Say how many lines of the material below contain the word "COMMISSION", with no other words.

___ Provided records

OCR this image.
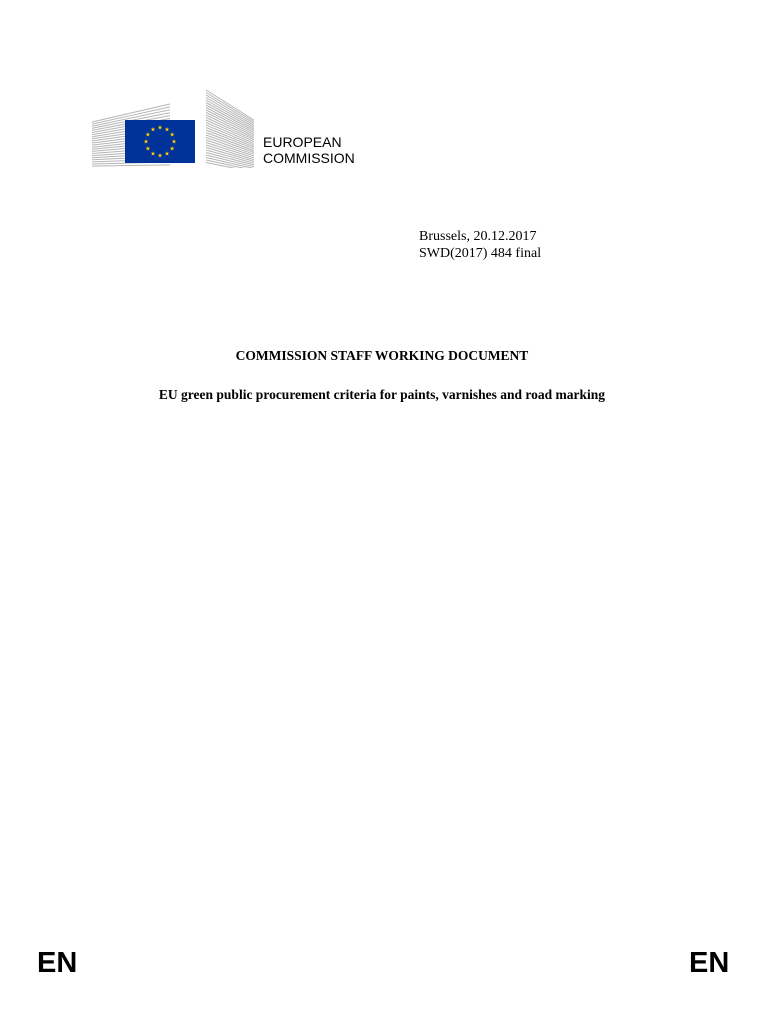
EUROPEAN
COMMISSION
Brussels, 20.12.2017
SWD(2017) 484 final
COMMISSION STAFF WORKING DOCUMENT
EU green public procurement criteria for paints, varnishes and road marking
EN	EN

______

▶ **The output**
2